>> Start

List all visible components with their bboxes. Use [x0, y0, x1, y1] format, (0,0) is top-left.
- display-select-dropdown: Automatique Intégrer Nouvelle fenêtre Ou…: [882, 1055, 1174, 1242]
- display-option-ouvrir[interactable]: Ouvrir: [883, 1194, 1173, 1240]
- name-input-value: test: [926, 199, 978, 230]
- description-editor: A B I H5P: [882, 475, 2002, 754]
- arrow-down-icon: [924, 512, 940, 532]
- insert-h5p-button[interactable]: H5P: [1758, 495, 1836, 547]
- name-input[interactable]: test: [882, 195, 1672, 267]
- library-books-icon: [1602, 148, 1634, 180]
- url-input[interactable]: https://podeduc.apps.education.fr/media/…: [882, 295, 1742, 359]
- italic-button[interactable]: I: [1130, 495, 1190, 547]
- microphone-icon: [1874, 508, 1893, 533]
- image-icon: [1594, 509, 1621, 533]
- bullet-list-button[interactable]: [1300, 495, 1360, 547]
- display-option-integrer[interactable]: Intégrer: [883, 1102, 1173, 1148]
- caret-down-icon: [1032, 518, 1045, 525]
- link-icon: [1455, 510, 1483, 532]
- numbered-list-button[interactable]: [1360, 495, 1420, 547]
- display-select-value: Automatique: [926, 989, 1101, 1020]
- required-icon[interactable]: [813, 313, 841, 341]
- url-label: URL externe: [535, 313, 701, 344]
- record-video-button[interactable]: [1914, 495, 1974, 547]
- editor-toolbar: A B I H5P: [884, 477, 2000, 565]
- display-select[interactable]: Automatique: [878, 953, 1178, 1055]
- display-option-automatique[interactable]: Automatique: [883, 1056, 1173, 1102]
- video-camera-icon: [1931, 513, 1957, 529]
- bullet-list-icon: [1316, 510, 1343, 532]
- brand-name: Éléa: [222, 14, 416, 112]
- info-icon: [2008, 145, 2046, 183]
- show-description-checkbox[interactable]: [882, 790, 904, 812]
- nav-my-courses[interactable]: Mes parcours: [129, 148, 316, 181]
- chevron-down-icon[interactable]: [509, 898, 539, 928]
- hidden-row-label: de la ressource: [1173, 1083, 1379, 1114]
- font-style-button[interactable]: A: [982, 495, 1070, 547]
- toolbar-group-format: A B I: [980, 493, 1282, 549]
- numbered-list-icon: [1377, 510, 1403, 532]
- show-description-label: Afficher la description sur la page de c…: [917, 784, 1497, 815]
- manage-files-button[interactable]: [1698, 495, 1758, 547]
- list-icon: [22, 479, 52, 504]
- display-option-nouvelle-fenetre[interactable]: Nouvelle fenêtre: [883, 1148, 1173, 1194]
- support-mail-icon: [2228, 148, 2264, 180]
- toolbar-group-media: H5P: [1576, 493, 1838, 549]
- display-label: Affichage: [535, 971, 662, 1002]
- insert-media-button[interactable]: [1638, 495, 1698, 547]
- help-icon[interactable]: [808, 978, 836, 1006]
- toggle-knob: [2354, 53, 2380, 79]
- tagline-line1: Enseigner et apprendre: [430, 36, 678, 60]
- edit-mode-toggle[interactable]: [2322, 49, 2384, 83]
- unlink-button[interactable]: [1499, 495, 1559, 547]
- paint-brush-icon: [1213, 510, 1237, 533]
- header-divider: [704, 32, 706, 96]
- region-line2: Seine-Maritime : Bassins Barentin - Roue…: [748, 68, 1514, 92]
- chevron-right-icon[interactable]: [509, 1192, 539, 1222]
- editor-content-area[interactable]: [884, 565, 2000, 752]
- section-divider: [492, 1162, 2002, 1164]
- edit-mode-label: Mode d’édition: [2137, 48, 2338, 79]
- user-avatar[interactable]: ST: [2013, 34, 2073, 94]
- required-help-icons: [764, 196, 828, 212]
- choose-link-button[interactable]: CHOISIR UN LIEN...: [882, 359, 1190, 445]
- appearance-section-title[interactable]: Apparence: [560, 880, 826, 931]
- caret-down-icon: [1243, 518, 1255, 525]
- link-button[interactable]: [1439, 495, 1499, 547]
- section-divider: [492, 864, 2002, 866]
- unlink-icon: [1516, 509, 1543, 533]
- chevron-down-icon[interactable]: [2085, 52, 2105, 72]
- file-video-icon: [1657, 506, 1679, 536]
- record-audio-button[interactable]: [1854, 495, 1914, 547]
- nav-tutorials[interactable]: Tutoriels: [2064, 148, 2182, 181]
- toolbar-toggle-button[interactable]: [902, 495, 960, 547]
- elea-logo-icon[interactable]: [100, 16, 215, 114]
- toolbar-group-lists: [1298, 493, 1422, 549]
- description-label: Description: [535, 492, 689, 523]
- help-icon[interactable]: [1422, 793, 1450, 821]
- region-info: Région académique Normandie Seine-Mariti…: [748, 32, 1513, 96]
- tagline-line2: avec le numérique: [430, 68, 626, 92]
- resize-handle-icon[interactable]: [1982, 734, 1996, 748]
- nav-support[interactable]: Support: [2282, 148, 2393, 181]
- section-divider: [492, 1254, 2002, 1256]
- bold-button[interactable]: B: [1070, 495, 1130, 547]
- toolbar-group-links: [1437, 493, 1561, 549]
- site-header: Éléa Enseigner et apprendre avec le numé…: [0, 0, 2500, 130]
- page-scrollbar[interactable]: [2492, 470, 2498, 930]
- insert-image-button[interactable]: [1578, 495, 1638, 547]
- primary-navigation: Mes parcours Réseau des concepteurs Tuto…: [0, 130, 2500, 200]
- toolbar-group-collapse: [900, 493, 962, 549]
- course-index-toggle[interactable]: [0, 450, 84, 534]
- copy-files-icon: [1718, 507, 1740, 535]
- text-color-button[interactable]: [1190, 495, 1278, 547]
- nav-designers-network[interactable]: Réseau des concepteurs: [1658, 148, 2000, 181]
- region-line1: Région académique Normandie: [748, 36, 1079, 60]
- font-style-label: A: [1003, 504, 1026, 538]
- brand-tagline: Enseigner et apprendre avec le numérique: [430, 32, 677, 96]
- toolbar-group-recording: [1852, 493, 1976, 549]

>> End

Count the lines in the entries above that contain the string "parcours", treating uppercase and lowercase letters as different. Reply with the number alone.

- **Expected answer**:
2